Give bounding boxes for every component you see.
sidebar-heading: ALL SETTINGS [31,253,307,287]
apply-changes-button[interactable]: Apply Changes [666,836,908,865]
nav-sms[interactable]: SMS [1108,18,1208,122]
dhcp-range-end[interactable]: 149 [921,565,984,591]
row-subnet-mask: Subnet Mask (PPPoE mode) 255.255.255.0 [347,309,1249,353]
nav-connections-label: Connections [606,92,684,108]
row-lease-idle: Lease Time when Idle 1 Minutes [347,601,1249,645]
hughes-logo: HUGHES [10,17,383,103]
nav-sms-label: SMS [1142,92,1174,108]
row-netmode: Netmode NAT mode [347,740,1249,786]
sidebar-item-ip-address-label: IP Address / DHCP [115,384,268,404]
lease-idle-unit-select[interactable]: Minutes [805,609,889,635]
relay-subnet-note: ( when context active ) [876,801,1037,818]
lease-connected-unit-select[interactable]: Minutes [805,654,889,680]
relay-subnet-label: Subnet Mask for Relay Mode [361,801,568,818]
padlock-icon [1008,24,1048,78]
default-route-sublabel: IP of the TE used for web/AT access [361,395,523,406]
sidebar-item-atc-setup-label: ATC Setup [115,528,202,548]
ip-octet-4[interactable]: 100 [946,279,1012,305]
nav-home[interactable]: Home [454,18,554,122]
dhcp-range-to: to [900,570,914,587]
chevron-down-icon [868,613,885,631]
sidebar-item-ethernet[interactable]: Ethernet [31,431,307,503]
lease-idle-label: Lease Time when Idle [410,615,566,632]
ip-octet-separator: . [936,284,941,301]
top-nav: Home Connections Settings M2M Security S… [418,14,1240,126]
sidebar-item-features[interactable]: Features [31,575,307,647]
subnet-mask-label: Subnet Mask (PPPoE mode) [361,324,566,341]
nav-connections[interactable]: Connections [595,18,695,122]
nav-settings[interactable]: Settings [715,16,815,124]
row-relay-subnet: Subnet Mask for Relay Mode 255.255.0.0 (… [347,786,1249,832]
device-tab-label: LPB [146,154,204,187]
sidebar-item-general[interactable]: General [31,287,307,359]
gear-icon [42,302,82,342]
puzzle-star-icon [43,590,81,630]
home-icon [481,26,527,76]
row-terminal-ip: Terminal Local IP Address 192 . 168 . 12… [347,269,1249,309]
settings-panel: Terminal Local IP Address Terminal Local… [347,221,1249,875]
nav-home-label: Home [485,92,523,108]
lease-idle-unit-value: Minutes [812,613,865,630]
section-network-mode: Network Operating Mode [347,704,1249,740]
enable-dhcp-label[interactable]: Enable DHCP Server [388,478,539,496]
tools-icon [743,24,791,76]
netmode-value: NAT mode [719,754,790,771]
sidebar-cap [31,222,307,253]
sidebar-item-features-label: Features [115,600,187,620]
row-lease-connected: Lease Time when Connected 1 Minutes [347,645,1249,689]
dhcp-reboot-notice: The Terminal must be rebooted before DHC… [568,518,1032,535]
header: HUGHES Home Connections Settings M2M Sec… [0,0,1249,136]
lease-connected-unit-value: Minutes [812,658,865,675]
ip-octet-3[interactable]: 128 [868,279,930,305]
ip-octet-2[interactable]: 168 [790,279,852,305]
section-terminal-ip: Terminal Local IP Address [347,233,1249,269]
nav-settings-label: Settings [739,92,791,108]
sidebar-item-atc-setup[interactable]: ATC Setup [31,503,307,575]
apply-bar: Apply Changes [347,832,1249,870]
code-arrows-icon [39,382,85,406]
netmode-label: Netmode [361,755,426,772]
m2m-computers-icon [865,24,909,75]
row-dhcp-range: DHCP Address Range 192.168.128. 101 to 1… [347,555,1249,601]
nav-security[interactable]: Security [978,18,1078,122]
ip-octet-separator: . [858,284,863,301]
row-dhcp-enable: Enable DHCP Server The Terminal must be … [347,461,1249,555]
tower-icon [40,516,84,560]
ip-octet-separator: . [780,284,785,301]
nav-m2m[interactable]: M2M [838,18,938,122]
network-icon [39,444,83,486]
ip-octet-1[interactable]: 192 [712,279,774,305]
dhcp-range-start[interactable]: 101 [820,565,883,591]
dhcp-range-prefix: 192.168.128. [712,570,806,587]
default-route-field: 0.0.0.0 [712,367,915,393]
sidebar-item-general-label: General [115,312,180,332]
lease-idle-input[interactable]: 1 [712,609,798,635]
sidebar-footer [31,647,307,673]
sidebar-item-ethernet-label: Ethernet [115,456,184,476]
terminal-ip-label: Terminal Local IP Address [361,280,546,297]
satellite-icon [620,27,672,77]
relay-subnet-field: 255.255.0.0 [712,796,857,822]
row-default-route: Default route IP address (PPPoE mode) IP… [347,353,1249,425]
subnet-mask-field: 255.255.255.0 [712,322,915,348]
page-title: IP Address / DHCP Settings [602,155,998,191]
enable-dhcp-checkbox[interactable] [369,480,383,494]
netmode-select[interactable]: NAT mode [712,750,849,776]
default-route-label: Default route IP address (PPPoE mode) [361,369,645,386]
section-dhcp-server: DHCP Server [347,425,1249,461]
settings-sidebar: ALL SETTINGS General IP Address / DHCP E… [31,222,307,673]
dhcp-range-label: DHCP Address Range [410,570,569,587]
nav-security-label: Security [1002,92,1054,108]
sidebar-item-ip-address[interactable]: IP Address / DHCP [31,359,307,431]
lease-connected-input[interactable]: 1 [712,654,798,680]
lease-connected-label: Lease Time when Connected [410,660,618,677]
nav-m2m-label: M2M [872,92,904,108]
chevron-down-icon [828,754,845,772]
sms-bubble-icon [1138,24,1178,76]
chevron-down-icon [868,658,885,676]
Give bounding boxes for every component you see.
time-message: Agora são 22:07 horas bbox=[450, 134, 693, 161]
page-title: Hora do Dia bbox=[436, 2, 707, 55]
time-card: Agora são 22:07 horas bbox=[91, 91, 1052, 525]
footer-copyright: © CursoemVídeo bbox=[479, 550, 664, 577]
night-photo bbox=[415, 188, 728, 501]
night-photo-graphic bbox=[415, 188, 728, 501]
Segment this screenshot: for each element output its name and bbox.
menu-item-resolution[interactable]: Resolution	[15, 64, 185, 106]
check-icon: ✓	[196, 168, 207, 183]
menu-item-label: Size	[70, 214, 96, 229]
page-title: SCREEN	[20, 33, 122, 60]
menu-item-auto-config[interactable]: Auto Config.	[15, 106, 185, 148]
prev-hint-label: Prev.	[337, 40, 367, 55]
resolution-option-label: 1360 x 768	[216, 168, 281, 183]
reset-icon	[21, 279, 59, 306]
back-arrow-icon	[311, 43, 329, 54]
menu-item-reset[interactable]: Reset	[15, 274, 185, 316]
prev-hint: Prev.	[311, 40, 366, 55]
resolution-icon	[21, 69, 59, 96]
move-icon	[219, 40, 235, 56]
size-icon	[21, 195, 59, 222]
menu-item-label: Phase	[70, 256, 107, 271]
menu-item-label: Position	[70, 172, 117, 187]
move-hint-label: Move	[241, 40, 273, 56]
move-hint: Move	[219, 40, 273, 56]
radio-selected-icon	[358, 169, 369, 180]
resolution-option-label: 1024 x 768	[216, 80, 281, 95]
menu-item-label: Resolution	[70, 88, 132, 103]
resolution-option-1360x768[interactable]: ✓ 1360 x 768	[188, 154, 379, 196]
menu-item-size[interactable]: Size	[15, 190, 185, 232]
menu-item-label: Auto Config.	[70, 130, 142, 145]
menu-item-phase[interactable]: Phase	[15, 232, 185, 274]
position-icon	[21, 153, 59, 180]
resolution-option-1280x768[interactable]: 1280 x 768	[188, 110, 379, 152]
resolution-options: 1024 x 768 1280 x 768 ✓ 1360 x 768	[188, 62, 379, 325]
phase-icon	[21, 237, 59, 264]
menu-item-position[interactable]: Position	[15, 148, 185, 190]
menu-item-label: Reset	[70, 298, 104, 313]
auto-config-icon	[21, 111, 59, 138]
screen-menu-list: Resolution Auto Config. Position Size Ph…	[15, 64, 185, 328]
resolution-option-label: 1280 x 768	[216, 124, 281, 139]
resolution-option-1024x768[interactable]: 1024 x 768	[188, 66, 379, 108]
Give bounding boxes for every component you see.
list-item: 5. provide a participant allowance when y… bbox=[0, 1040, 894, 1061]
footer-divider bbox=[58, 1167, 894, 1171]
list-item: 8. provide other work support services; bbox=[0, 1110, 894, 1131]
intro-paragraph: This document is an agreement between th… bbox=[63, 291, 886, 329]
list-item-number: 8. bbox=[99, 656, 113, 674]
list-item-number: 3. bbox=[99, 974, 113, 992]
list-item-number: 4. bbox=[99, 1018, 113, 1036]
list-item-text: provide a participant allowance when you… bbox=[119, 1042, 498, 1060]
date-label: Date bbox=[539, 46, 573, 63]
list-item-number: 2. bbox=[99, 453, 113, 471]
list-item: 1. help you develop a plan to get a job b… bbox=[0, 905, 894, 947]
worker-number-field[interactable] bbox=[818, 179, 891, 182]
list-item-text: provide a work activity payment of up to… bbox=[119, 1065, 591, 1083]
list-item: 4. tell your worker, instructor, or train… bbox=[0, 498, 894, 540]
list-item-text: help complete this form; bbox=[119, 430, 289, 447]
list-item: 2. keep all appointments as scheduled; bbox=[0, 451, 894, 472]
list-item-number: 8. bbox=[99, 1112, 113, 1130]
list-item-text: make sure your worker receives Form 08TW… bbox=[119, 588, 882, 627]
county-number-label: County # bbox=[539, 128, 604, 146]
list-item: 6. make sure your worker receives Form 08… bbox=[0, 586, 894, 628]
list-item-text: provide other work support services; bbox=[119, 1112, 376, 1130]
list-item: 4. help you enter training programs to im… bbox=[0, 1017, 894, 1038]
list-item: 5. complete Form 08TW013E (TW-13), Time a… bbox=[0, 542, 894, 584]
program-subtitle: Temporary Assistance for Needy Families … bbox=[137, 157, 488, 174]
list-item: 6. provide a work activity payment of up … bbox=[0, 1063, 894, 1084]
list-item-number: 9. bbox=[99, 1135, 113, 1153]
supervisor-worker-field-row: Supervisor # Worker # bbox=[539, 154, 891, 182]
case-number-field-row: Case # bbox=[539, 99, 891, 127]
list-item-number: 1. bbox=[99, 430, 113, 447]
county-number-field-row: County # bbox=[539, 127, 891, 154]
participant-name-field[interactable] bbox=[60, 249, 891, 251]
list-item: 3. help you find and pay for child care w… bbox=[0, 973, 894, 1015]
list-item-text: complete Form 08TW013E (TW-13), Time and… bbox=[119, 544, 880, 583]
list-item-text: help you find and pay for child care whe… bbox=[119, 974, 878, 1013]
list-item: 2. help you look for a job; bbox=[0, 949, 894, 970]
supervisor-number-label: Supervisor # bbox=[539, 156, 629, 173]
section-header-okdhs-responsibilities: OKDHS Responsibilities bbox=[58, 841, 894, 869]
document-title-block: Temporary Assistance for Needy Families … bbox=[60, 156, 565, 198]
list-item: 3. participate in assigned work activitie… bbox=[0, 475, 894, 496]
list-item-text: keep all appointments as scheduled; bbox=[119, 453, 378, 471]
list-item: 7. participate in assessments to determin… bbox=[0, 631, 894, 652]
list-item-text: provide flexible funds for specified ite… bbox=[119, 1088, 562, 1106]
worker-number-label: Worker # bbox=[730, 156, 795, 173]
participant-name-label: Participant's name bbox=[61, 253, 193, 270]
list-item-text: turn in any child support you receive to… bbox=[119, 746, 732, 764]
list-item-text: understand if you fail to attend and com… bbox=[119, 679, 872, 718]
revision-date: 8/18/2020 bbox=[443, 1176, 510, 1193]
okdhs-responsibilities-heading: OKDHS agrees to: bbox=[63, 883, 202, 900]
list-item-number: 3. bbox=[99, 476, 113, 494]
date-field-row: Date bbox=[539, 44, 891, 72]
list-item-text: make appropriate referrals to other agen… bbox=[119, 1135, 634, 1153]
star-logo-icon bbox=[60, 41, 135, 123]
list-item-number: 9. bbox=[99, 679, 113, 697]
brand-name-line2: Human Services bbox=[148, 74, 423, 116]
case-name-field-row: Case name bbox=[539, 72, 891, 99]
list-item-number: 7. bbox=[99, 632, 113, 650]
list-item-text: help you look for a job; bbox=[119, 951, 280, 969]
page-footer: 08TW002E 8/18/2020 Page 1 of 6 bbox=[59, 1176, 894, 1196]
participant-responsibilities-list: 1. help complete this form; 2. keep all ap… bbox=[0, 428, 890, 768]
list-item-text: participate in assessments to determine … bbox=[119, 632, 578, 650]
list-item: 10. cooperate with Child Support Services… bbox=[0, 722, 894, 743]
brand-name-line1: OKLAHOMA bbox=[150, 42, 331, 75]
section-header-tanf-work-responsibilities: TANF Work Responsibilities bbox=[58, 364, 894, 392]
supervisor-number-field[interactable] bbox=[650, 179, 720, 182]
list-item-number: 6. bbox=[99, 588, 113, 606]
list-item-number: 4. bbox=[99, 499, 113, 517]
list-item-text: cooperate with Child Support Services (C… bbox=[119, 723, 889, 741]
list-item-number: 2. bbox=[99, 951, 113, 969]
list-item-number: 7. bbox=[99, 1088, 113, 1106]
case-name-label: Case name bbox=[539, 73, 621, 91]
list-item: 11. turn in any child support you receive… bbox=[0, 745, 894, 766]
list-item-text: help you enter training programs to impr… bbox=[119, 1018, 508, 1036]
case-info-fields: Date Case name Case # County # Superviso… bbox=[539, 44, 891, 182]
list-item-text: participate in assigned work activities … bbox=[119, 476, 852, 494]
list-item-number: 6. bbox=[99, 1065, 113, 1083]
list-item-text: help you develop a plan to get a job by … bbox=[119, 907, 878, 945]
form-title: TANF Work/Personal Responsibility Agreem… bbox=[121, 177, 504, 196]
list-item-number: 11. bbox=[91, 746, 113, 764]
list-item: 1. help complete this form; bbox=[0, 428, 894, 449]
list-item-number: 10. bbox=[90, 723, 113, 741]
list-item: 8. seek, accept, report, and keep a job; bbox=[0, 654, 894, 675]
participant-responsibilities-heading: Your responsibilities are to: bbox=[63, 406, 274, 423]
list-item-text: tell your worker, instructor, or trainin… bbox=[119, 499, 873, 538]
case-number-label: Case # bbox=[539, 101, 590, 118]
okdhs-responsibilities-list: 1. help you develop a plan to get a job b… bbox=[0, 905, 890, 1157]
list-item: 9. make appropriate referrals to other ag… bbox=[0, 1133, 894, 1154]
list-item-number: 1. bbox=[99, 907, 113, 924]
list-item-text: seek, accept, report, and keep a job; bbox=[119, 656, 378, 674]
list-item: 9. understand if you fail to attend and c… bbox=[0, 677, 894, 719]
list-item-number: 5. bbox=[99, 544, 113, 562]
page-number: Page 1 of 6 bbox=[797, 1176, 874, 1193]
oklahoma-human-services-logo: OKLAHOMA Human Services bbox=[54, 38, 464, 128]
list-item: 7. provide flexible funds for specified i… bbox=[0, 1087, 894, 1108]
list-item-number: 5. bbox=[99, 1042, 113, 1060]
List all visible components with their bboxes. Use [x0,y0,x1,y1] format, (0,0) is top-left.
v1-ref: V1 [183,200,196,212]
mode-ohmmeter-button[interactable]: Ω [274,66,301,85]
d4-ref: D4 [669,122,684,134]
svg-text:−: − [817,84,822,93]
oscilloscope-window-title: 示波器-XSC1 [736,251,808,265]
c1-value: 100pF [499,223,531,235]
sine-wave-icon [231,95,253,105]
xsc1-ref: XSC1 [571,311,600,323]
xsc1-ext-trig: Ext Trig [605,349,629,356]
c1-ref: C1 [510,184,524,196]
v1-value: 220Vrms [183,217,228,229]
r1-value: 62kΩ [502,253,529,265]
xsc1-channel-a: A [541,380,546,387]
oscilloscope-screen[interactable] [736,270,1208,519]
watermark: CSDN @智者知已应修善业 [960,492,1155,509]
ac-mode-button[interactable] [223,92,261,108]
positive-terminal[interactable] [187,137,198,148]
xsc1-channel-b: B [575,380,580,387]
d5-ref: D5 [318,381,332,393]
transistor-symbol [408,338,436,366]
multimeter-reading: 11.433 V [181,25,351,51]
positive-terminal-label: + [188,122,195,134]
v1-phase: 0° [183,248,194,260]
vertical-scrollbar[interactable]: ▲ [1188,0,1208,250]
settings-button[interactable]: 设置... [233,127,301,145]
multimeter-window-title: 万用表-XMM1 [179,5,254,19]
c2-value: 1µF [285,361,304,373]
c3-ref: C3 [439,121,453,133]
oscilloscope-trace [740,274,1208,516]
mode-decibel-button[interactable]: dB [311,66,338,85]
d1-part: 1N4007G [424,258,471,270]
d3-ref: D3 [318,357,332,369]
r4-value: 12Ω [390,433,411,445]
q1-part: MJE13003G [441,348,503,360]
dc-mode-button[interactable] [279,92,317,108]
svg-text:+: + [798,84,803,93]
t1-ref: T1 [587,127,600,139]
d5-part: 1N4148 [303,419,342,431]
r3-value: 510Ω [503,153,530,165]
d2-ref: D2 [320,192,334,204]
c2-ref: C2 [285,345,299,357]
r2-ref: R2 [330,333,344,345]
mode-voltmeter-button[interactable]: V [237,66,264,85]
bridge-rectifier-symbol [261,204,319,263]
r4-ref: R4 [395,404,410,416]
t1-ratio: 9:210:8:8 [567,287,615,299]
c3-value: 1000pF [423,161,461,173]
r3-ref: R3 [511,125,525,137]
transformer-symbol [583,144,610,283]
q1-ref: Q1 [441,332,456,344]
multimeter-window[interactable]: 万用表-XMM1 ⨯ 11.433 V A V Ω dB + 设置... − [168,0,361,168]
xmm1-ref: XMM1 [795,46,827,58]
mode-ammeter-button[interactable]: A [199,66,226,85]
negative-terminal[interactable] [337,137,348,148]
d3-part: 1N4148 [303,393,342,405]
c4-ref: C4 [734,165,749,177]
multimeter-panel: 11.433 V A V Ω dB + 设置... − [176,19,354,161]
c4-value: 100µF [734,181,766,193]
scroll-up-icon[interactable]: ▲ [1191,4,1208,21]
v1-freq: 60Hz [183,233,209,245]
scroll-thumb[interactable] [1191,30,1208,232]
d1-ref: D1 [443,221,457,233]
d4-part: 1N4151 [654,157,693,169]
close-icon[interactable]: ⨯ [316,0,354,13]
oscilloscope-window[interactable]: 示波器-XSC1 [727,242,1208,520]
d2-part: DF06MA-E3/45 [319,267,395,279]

☆ ☆ ☆ ☆ ☆ ☆ ☆

#### WHAT TO DO:
Reproduce verbatim the rows from the start of the rows through the line containing "lease-idle-unit-value: Minutes [812,613,865,630]", both ends included.

#### TASK SOLUTION:
Give bounding boxes for every component you see.
sidebar-heading: ALL SETTINGS [31,253,307,287]
apply-changes-button[interactable]: Apply Changes [666,836,908,865]
nav-sms[interactable]: SMS [1108,18,1208,122]
dhcp-range-end[interactable]: 149 [921,565,984,591]
row-subnet-mask: Subnet Mask (PPPoE mode) 255.255.255.0 [347,309,1249,353]
nav-connections-label: Connections [606,92,684,108]
row-lease-idle: Lease Time when Idle 1 Minutes [347,601,1249,645]
hughes-logo: HUGHES [10,17,383,103]
nav-sms-label: SMS [1142,92,1174,108]
row-netmode: Netmode NAT mode [347,740,1249,786]
sidebar-item-ip-address-label: IP Address / DHCP [115,384,268,404]
lease-idle-unit-select[interactable]: Minutes [805,609,889,635]
relay-subnet-note: ( when context active ) [876,801,1037,818]
lease-connected-unit-select[interactable]: Minutes [805,654,889,680]
relay-subnet-label: Subnet Mask for Relay Mode [361,801,568,818]
padlock-icon [1008,24,1048,78]
default-route-sublabel: IP of the TE used for web/AT access [361,395,523,406]
sidebar-item-atc-setup-label: ATC Setup [115,528,202,548]
ip-octet-4[interactable]: 100 [946,279,1012,305]
nav-home[interactable]: Home [454,18,554,122]
dhcp-range-to: to [900,570,914,587]
chevron-down-icon [868,613,885,631]
sidebar-item-ethernet[interactable]: Ethernet [31,431,307,503]
lease-idle-label: Lease Time when Idle [410,615,566,632]
ip-octet-separator: . [936,284,941,301]
top-nav: Home Connections Settings M2M Security S… [418,14,1240,126]
sidebar-item-features[interactable]: Features [31,575,307,647]
subnet-mask-label: Subnet Mask (PPPoE mode) [361,324,566,341]
nav-connections[interactable]: Connections [595,18,695,122]
nav-settings[interactable]: Settings [715,16,815,124]
row-relay-subnet: Subnet Mask for Relay Mode 255.255.0.0 (… [347,786,1249,832]
device-tab-label: LPB [146,154,204,187]
sidebar-item-general[interactable]: General [31,287,307,359]
gear-icon [42,302,82,342]
puzzle-star-icon [43,590,81,630]
home-icon [481,26,527,76]
row-terminal-ip: Terminal Local IP Address 192 . 168 . 12… [347,269,1249,309]
settings-panel: Terminal Local IP Address Terminal Local… [347,221,1249,875]
nav-home-label: Home [485,92,523,108]
lease-idle-unit-value: Minutes [812,613,865,630]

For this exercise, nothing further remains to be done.